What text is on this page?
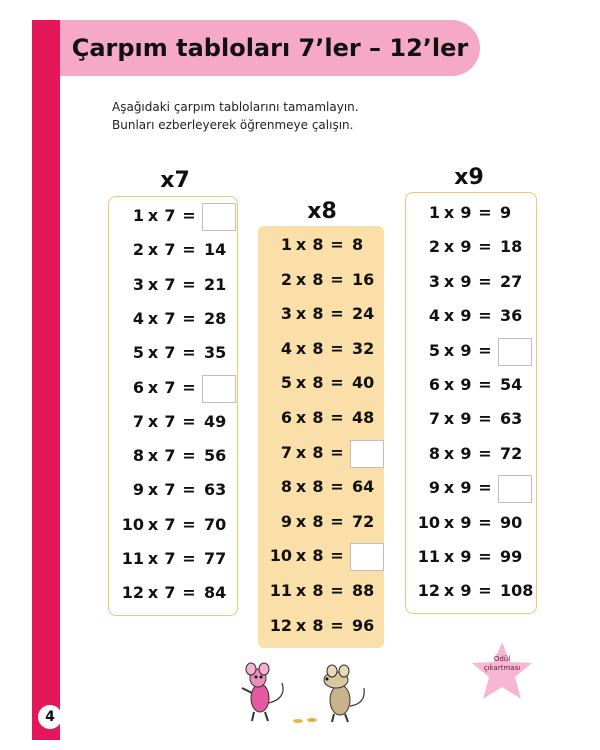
Çarpım tabloları 7’ler – 12’ler
Aşağıdaki çarpım tablolarını tamamlayın.
Bunları ezberleyerek öğrenmeye çalışın.
x7
x8
x9
Ödül
çıkartması
4
1 x 7 =
2 x 7 = 14
3 x 7 = 21
4 x 7 = 28
5 x 7 = 35
6 x 7 =
7 x 7 = 49
8 x 7 = 56
9 x 7 = 63
10 x 7 = 70
11 x 7 = 77
12 x 7 = 84
1 x 8 = 8
2 x 8 = 16
3 x 8 = 24
4 x 8 = 32
5 x 8 = 40
6 x 8 = 48
7 x 8 =
8 x 8 = 64
9 x 8 = 72
10 x 8 =
11 x 8 = 88
12 x 8 = 96
1 x 9 = 9
2 x 9 = 18
3 x 9 = 27
4 x 9 = 36
5 x 9 =
6 x 9 = 54
7 x 9 = 63
8 x 9 = 72
9 x 9 =
10 x 9 = 90
11 x 9 = 99
12 x 9 = 108
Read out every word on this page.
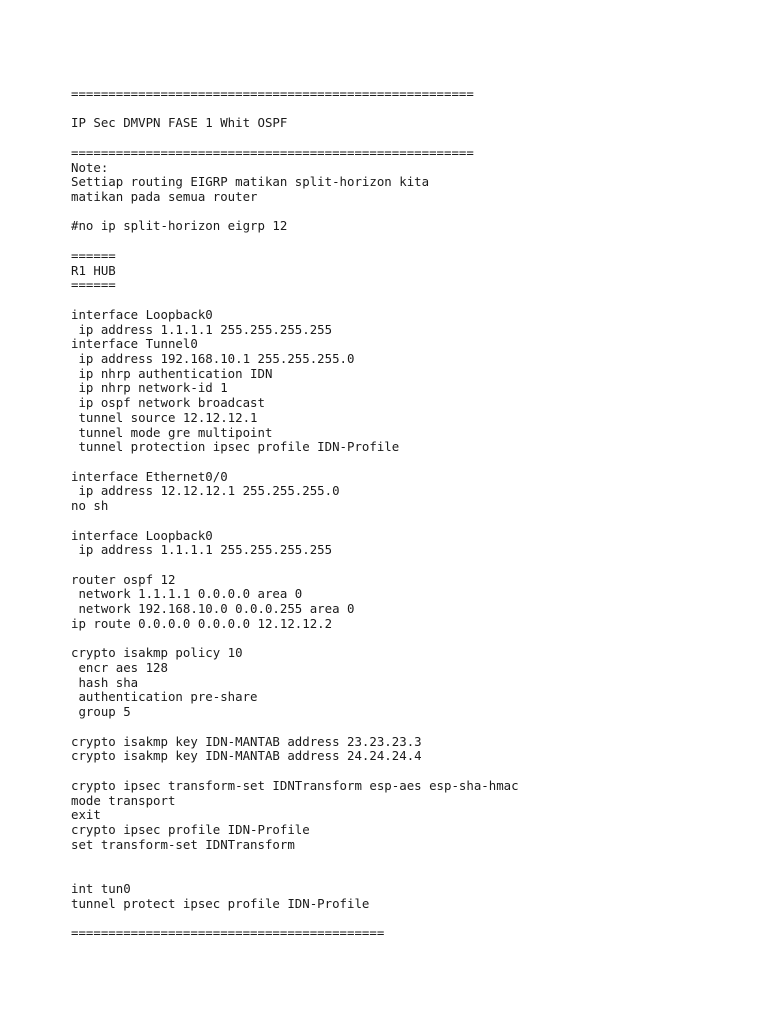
======================================================
IP Sec DMVPN FASE 1 Whit OSPF
======================================================
Note:
Settiap routing EIGRP matikan split-horizon kita
matikan pada semua router
#no ip split-horizon eigrp 12
======
R1 HUB
======
interface Loopback0
ip address 1.1.1.1 255.255.255.255
interface Tunnel0
ip address 192.168.10.1 255.255.255.0
ip nhrp authentication IDN
ip nhrp network-id 1
ip ospf network broadcast
tunnel source 12.12.12.1
tunnel mode gre multipoint
tunnel protection ipsec profile IDN-Profile
interface Ethernet0/0
ip address 12.12.12.1 255.255.255.0
no sh
interface Loopback0
ip address 1.1.1.1 255.255.255.255
router ospf 12
network 1.1.1.1 0.0.0.0 area 0
network 192.168.10.0 0.0.0.255 area 0
ip route 0.0.0.0 0.0.0.0 12.12.12.2
crypto isakmp policy 10
encr aes 128
hash sha
authentication pre-share
group 5
crypto isakmp key IDN-MANTAB address 23.23.23.3
crypto isakmp key IDN-MANTAB address 24.24.24.4
crypto ipsec transform-set IDNTransform esp-aes esp-sha-hmac
mode transport
exit
crypto ipsec profile IDN-Profile
set transform-set IDNTransform
int tun0
tunnel protect ipsec profile IDN-Profile
==========================================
■ ■ ■
* **Direction**
Give the data above again in full and unchanged, skipping the pictures.

* **Response to this exercise**
What text is on this page?
Çarpım tabloları 7’ler – 12’ler
Aşağıdaki çarpım tablolarını tamamlayın.
Bunları ezberleyerek öğrenmeye çalışın.
x7
x8
x9
Ödül
çıkartması
4
1 x 7 =
2 x 7 = 14
3 x 7 = 21
4 x 7 = 28
5 x 7 = 35
6 x 7 =
7 x 7 = 49
8 x 7 = 56
9 x 7 = 63
10 x 7 = 70
11 x 7 = 77
12 x 7 = 84
1 x 8 = 8
2 x 8 = 16
3 x 8 = 24
4 x 8 = 32
5 x 8 = 40
6 x 8 = 48
7 x 8 =
8 x 8 = 64
9 x 8 = 72
10 x 8 =
11 x 8 = 88
12 x 8 = 96
1 x 9 = 9
2 x 9 = 18
3 x 9 = 27
4 x 9 = 36
5 x 9 =
6 x 9 = 54
7 x 9 = 63
8 x 9 = 72
9 x 9 =
10 x 9 = 90
11 x 9 = 99
12 x 9 = 108
Read out every word on this page.
======================================================
IP Sec DMVPN FASE 1 Whit OSPF
======================================================
Note:
Settiap routing EIGRP matikan split-horizon kita
matikan pada semua router
#no ip split-horizon eigrp 12
======
R1 HUB
======
interface Loopback0
ip address 1.1.1.1 255.255.255.255
interface Tunnel0
ip address 192.168.10.1 255.255.255.0
ip nhrp authentication IDN
ip nhrp network-id 1
ip ospf network broadcast
tunnel source 12.12.12.1
tunnel mode gre multipoint
tunnel protection ipsec profile IDN-Profile
interface Ethernet0/0
ip address 12.12.12.1 255.255.255.0
no sh
interface Loopback0
ip address 1.1.1.1 255.255.255.255
router ospf 12
network 1.1.1.1 0.0.0.0 area 0
network 192.168.10.0 0.0.0.255 area 0
ip route 0.0.0.0 0.0.0.0 12.12.12.2
crypto isakmp policy 10
encr aes 128
hash sha
authentication pre-share
group 5
crypto isakmp key IDN-MANTAB address 23.23.23.3
crypto isakmp key IDN-MANTAB address 24.24.24.4
crypto ipsec transform-set IDNTransform esp-aes esp-sha-hmac
mode transport
exit
crypto ipsec profile IDN-Profile
set transform-set IDNTransform
int tun0
tunnel protect ipsec profile IDN-Profile
==========================================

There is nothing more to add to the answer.